**Set problem**
From the listing below, pull each line that includes "необходимо".

(Records contained in a dataset)
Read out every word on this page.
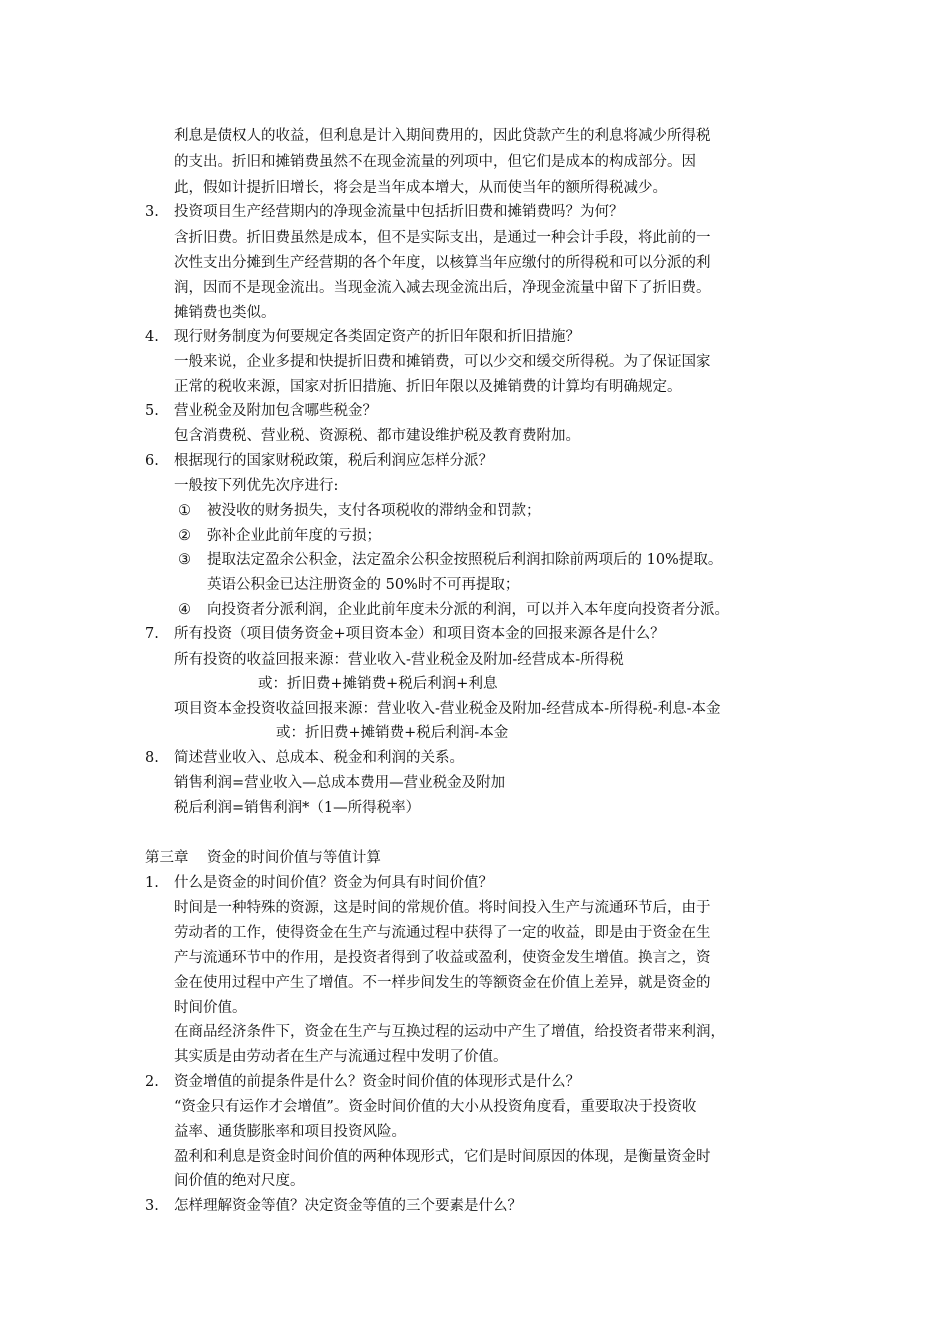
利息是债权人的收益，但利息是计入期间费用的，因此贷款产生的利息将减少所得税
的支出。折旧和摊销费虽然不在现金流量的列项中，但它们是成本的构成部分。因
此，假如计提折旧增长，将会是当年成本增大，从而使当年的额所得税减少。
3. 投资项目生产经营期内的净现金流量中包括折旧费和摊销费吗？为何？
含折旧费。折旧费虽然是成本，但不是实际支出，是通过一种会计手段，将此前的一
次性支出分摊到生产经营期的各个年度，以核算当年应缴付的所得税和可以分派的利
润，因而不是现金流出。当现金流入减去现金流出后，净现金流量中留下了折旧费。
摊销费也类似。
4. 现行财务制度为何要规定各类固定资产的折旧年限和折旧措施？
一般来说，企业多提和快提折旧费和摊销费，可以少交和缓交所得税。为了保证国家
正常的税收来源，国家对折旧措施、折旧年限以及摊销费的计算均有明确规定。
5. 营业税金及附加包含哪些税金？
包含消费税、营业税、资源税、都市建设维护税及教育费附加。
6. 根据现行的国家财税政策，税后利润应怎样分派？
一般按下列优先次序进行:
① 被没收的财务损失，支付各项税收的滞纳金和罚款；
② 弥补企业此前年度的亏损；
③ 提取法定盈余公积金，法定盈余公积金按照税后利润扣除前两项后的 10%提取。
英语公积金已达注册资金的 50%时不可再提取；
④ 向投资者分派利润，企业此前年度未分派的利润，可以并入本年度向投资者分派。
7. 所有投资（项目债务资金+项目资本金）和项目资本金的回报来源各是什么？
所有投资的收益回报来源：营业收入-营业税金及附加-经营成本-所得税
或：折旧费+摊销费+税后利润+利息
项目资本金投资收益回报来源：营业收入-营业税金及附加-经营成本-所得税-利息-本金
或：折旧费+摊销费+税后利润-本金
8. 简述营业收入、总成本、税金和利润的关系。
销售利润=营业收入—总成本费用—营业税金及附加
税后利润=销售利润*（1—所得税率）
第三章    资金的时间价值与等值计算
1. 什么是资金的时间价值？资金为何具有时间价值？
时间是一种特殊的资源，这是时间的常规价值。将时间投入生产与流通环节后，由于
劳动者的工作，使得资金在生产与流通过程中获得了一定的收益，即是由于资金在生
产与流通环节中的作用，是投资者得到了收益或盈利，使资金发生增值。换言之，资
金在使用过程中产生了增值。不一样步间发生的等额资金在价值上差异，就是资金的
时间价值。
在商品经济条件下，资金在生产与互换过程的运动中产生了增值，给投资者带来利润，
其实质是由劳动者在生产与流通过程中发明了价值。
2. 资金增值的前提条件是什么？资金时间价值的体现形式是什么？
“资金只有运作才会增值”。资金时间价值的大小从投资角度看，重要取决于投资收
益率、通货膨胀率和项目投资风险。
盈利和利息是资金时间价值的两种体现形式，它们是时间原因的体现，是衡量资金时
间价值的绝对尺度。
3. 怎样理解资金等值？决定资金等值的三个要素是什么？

---

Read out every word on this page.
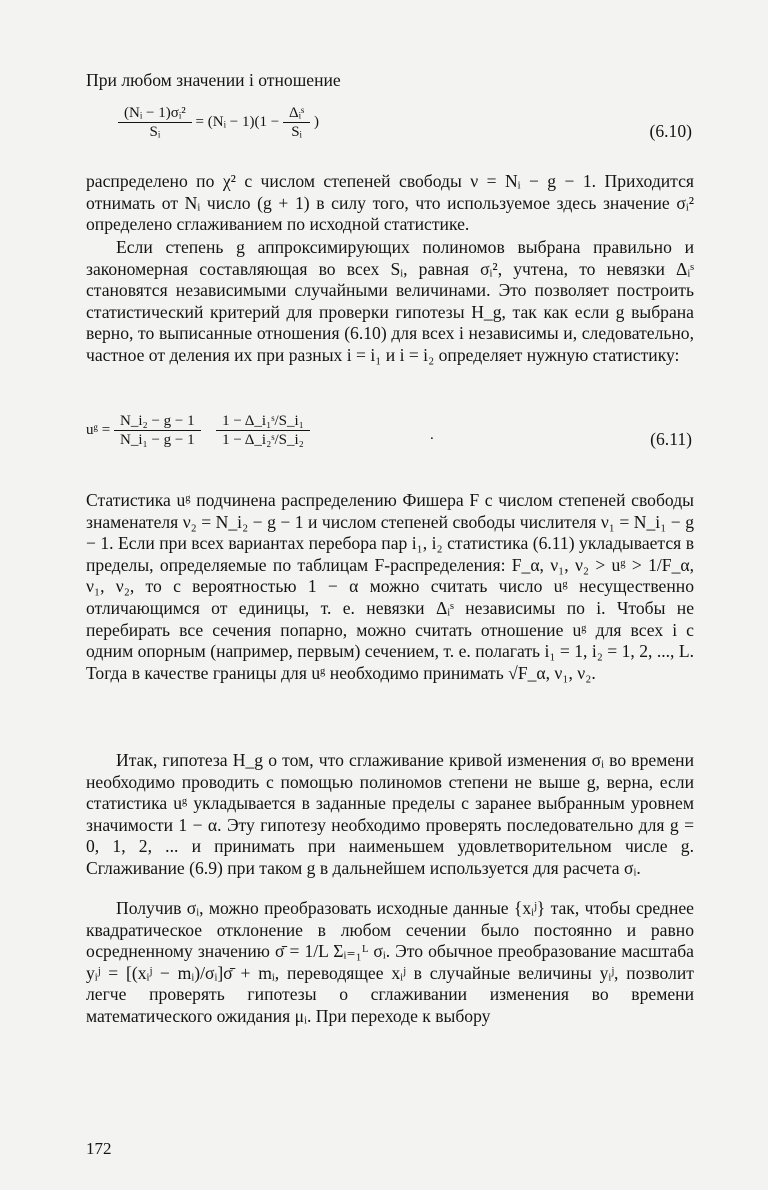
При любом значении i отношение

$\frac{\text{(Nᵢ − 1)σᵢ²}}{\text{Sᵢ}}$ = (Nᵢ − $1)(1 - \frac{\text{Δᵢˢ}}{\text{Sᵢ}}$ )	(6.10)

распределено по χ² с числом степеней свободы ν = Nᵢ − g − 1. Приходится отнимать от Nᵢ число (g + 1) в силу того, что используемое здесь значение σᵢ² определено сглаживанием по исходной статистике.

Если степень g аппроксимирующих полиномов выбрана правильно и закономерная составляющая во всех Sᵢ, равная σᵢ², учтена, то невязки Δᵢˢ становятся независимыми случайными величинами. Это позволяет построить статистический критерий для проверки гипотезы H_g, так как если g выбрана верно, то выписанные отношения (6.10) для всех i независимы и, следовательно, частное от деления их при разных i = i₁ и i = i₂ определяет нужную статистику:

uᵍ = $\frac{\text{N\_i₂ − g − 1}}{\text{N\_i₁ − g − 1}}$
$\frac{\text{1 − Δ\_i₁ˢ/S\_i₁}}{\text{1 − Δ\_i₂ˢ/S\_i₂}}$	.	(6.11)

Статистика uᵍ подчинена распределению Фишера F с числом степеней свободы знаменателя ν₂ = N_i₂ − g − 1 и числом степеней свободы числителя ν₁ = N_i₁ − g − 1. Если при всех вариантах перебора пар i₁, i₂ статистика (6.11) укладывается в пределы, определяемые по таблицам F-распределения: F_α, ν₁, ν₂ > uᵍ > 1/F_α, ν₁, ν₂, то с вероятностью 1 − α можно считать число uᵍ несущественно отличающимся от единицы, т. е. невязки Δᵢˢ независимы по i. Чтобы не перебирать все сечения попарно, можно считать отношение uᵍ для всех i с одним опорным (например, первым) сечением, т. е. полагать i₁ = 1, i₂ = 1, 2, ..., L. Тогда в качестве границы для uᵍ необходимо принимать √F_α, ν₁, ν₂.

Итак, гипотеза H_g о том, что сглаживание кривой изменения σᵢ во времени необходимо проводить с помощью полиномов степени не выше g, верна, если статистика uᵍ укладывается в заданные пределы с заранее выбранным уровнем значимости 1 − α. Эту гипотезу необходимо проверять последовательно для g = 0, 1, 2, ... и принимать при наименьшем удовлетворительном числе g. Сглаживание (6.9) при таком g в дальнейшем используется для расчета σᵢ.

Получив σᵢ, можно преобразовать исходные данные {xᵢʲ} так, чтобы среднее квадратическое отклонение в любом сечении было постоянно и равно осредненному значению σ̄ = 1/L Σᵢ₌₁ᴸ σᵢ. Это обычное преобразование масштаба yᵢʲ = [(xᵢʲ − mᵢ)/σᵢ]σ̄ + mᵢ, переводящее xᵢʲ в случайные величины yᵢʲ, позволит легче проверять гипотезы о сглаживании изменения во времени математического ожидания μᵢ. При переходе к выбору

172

**Exercise result**
Статистика uᵍ подчинена распределению Фишера F с числом степеней свободы знаменателя ν₂ = N_i₂ − g − 1 и числом степеней свободы числителя ν₁ = N_i₁ − g − 1. Если при всех вариантах перебора пар i₁, i₂ статистика (6.11) укладывается в пределы, определяемые по таблицам F-распределения: F_α, ν₁, ν₂ > uᵍ > 1/F_α, ν₁, ν₂, то с вероятностью 1 − α можно считать число uᵍ несущественно отличающимся от единицы, т. е. невязки Δᵢˢ независимы по i. Чтобы не перебирать все сечения попарно, можно считать отношение uᵍ для всех i с одним опорным (например, первым) сечением, т. е. полагать i₁ = 1, i₂ = 1, 2, ..., L. Тогда в качестве границы для uᵍ необходимо принимать √F_α, ν₁, ν₂.
Итак, гипотеза H_g о том, что сглаживание кривой изменения σᵢ во времени необходимо проводить с помощью полиномов степени не выше g, верна, если статистика uᵍ укладывается в заданные пределы с заранее выбранным уровнем значимости 1 − α. Эту гипотезу необходимо проверять последовательно для g = 0, 1, 2, ... и принимать при наименьшем удовлетворительном числе g. Сглаживание (6.9) при таком g в дальнейшем используется для расчета σᵢ.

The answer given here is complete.